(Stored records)
— Start —

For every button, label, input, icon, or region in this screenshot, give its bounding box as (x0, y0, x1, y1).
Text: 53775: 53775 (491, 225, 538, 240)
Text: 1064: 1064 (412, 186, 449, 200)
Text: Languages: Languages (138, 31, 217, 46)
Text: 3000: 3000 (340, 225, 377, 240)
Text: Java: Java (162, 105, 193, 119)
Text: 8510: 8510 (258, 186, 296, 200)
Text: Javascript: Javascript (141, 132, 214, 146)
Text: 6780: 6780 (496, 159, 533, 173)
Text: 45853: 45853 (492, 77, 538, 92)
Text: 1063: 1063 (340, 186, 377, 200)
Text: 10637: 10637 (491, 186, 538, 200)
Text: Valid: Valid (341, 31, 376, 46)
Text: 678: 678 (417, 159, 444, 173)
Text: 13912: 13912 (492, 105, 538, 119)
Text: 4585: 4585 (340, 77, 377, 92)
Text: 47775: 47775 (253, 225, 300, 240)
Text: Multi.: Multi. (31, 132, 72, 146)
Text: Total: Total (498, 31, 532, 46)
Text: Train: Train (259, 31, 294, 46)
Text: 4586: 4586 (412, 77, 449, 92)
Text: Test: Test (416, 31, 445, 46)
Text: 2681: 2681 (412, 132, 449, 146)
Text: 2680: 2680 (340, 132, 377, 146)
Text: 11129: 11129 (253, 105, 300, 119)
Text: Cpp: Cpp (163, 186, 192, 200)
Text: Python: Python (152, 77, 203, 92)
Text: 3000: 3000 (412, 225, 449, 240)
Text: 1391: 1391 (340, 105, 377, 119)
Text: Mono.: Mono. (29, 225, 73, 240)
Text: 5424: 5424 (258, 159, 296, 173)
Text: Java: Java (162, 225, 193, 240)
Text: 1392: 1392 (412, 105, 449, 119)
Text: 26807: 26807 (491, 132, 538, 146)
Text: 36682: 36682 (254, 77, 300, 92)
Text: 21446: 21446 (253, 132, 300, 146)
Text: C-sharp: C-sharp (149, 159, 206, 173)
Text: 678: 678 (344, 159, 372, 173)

— End —
— Start —

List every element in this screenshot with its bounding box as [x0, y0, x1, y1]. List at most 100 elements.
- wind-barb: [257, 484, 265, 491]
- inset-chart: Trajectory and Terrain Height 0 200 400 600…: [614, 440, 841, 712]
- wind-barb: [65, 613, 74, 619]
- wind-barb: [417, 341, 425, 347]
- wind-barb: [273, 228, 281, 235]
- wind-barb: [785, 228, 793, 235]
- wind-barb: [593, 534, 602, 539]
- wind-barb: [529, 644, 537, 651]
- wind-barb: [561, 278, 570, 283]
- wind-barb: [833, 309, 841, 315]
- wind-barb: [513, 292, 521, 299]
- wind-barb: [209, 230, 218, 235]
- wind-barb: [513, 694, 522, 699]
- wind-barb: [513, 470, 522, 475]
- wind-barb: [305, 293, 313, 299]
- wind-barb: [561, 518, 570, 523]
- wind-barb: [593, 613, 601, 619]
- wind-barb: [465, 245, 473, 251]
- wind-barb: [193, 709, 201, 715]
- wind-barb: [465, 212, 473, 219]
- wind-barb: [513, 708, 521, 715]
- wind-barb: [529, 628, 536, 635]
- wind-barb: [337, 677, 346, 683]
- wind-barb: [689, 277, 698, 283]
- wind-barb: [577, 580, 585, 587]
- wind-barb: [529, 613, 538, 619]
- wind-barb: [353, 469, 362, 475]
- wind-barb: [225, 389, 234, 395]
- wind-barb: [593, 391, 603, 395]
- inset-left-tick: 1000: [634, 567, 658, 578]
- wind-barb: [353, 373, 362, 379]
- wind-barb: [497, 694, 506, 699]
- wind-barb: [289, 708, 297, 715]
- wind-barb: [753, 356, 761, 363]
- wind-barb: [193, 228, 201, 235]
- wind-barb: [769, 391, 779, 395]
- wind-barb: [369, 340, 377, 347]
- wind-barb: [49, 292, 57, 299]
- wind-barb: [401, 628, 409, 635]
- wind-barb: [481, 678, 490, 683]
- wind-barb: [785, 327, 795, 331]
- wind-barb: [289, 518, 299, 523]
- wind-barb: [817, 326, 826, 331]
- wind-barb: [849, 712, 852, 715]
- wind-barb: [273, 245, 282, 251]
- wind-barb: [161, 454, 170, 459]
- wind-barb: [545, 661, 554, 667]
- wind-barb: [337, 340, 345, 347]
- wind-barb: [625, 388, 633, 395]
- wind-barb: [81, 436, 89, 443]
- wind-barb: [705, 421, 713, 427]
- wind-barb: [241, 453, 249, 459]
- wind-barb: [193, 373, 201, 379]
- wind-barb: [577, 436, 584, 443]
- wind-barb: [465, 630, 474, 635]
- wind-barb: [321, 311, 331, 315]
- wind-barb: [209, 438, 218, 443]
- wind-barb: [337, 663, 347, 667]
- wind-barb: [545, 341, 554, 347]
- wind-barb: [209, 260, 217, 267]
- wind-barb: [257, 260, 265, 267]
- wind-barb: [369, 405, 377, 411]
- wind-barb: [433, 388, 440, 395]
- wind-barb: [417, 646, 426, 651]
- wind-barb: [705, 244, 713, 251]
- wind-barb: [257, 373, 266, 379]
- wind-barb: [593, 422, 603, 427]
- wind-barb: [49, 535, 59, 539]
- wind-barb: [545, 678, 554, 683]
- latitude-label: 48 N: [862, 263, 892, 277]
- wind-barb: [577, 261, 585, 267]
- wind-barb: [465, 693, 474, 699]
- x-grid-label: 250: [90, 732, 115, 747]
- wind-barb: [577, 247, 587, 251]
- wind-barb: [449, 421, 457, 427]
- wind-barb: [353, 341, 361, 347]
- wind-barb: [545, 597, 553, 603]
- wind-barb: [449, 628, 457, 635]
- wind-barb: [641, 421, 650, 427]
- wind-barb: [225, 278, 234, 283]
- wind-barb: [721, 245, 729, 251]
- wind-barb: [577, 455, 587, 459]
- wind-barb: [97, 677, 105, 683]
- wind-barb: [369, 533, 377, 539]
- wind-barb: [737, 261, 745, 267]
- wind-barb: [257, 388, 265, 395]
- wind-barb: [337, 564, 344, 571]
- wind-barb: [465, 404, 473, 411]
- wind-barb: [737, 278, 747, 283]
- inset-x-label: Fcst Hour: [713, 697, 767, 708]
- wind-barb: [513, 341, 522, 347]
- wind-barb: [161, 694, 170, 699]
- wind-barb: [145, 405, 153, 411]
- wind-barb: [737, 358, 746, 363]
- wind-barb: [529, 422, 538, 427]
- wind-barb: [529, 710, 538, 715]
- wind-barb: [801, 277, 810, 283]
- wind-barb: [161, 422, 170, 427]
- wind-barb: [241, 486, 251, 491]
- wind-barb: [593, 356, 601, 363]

— End —

### Task requirements
Copy the rows starting at the one containing "For every button, label, input, icon, or" and ending at the one containing "Text: Total: Total (498, 31, 532, 46)", both included, exactly as they stand.

### Answer for the task
For every button, label, input, icon, or region in this screenshot, give its bounding box as (x0, y0, x1, y1).
Text: 53775: 53775 (491, 225, 538, 240)
Text: 1064: 1064 (412, 186, 449, 200)
Text: Languages: Languages (138, 31, 217, 46)
Text: 3000: 3000 (340, 225, 377, 240)
Text: Java: Java (162, 105, 193, 119)
Text: 8510: 8510 (258, 186, 296, 200)
Text: Javascript: Javascript (141, 132, 214, 146)
Text: 6780: 6780 (496, 159, 533, 173)
Text: 45853: 45853 (492, 77, 538, 92)
Text: 1063: 1063 (340, 186, 377, 200)
Text: 10637: 10637 (491, 186, 538, 200)
Text: Valid: Valid (341, 31, 376, 46)
Text: 678: 678 (417, 159, 444, 173)
Text: 13912: 13912 (492, 105, 538, 119)
Text: 4585: 4585 (340, 77, 377, 92)
Text: 47775: 47775 (253, 225, 300, 240)
Text: Multi.: Multi. (31, 132, 72, 146)
Text: Total: Total (498, 31, 532, 46)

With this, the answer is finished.